» **Required work**
Narrow the data below down to the lines containing "JSON".

» **Record list**
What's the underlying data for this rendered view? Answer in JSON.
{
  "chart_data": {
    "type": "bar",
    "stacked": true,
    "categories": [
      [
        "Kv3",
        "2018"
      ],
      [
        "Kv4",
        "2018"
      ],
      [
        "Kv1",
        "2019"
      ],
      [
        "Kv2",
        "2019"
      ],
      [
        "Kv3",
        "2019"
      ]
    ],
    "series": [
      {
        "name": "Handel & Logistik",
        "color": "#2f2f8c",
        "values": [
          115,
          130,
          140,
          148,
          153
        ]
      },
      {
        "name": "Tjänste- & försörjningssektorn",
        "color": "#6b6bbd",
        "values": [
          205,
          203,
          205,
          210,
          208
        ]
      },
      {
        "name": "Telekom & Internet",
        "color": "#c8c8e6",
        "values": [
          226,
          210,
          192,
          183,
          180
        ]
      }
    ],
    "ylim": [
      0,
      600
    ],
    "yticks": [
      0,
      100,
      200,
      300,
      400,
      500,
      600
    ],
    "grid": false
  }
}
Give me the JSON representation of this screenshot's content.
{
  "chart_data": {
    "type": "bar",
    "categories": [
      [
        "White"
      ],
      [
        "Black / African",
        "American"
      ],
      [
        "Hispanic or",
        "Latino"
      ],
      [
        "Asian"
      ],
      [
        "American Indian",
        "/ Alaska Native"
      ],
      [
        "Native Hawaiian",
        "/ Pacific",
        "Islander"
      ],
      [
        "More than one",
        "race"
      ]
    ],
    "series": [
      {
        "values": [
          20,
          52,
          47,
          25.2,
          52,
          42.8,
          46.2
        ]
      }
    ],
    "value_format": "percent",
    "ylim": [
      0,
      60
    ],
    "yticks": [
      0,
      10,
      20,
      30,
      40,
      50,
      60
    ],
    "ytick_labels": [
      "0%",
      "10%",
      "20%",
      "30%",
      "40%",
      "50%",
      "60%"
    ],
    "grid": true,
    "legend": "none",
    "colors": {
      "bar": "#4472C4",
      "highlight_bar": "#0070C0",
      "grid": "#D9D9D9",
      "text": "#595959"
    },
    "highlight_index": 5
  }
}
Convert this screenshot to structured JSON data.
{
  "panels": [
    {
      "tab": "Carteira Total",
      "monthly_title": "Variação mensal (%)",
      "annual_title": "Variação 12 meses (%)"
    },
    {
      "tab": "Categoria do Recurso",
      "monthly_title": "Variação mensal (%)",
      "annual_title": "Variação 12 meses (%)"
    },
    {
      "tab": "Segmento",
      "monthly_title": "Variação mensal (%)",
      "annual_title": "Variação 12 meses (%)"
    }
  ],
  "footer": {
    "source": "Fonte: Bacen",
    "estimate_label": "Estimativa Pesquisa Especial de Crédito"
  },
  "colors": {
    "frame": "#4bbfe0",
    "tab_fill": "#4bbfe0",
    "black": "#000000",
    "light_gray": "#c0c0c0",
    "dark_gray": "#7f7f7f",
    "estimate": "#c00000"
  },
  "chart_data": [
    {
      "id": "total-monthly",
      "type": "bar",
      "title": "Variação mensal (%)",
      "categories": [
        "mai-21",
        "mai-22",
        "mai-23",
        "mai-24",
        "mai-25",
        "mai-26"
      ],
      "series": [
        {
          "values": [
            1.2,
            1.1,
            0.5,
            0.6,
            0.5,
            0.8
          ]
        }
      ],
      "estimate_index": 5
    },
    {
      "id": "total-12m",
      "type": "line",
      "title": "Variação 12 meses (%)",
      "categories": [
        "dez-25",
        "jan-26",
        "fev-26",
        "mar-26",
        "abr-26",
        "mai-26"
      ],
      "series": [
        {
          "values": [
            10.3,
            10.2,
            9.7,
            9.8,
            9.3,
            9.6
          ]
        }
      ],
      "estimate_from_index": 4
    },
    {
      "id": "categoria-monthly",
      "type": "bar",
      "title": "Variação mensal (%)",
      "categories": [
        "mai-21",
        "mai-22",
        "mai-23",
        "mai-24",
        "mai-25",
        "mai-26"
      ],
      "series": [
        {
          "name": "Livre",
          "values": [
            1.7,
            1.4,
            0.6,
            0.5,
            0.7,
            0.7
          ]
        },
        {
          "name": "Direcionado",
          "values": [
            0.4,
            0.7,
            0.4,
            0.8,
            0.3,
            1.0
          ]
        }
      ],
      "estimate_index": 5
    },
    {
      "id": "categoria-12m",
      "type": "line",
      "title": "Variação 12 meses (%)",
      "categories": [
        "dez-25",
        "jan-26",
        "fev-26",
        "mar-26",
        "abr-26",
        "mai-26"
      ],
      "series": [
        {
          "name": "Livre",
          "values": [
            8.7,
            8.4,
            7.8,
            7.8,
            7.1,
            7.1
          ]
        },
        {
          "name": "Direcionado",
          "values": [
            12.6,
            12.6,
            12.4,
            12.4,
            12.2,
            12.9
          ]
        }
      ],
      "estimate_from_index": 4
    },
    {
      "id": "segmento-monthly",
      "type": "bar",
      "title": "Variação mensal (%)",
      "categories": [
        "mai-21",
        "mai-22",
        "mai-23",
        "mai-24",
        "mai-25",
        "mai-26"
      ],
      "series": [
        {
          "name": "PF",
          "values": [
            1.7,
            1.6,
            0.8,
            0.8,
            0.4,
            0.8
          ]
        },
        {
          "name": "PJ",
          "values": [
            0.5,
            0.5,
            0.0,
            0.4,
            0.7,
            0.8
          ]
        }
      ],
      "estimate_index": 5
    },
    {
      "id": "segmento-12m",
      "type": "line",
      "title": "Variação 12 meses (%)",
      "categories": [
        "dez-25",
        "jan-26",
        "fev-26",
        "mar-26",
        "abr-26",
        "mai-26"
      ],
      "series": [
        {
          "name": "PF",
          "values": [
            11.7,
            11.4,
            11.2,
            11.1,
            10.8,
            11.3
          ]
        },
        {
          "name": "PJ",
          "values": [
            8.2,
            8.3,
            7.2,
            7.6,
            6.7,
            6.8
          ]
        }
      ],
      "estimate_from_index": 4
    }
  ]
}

» **Response**
What's the underlying data for this rendered view? Answer in JSON.
Give me the JSON representation of this screenshot's content.
Convert this screenshot to structured JSON data.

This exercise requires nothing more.